## [Provided material]
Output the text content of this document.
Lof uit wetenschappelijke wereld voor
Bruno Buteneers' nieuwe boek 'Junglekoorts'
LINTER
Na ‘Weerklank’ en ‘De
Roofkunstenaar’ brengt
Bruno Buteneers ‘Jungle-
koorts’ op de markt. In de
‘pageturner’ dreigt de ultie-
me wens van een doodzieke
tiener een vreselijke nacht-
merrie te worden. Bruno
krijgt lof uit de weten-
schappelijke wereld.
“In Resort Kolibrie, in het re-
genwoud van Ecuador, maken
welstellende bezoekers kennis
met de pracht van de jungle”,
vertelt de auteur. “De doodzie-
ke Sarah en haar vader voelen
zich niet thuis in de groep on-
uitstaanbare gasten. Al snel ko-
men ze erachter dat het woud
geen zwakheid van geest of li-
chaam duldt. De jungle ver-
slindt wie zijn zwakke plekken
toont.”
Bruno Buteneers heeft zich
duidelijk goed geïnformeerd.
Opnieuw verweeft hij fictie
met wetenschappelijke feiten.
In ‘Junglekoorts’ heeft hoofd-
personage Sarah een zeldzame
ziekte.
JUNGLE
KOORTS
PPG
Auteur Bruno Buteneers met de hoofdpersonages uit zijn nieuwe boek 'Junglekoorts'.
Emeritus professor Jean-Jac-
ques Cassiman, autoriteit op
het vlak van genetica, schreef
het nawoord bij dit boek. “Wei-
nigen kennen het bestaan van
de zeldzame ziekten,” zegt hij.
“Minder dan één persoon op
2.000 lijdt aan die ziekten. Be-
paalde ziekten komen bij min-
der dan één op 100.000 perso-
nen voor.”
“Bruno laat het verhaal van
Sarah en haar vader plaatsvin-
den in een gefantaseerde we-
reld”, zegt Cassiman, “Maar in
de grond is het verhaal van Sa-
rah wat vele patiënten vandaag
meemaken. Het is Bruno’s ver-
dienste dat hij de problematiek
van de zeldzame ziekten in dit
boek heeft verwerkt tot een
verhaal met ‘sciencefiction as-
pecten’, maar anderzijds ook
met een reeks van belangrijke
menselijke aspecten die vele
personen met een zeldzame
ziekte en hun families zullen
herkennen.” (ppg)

## [What you have to do]
Copy each line of the data above without altering a single character.

## [The completed task]
Output the text content of this document.
Lof uit wetenschappelijke wereld voor
Bruno Buteneers' nieuwe boek 'Junglekoorts'
LINTER
Na ‘Weerklank’ en ‘De
Roofkunstenaar’ brengt
Bruno Buteneers ‘Jungle-
koorts’ op de markt. In de
‘pageturner’ dreigt de ultie-
me wens van een doodzieke
tiener een vreselijke nacht-
merrie te worden. Bruno
krijgt lof uit de weten-
schappelijke wereld.
“In Resort Kolibrie, in het re-
genwoud van Ecuador, maken
welstellende bezoekers kennis
met de pracht van de jungle”,
vertelt de auteur. “De doodzie-
ke Sarah en haar vader voelen
zich niet thuis in de groep on-
uitstaanbare gasten. Al snel ko-
men ze erachter dat het woud
geen zwakheid van geest of li-
chaam duldt. De jungle ver-
slindt wie zijn zwakke plekken
toont.”
Bruno Buteneers heeft zich
duidelijk goed geïnformeerd.
Opnieuw verweeft hij fictie
met wetenschappelijke feiten.
In ‘Junglekoorts’ heeft hoofd-
personage Sarah een zeldzame
ziekte.
JUNGLE
KOORTS
PPG
Auteur Bruno Buteneers met de hoofdpersonages uit zijn nieuwe boek 'Junglekoorts'.
Emeritus professor Jean-Jac-
ques Cassiman, autoriteit op
het vlak van genetica, schreef
het nawoord bij dit boek. “Wei-
nigen kennen het bestaan van
de zeldzame ziekten,” zegt hij.
“Minder dan één persoon op
2.000 lijdt aan die ziekten. Be-
paalde ziekten komen bij min-
der dan één op 100.000 perso-
nen voor.”
“Bruno laat het verhaal van
Sarah en haar vader plaatsvin-
den in een gefantaseerde we-
reld”, zegt Cassiman, “Maar in
de grond is het verhaal van Sa-
rah wat vele patiënten vandaag
meemaken. Het is Bruno’s ver-
dienste dat hij de problematiek
van de zeldzame ziekten in dit
boek heeft verwerkt tot een
verhaal met ‘sciencefiction as-
pecten’, maar anderzijds ook
met een reeks van belangrijke
menselijke aspecten die vele
personen met een zeldzame
ziekte en hun families zullen
herkennen.” (ppg)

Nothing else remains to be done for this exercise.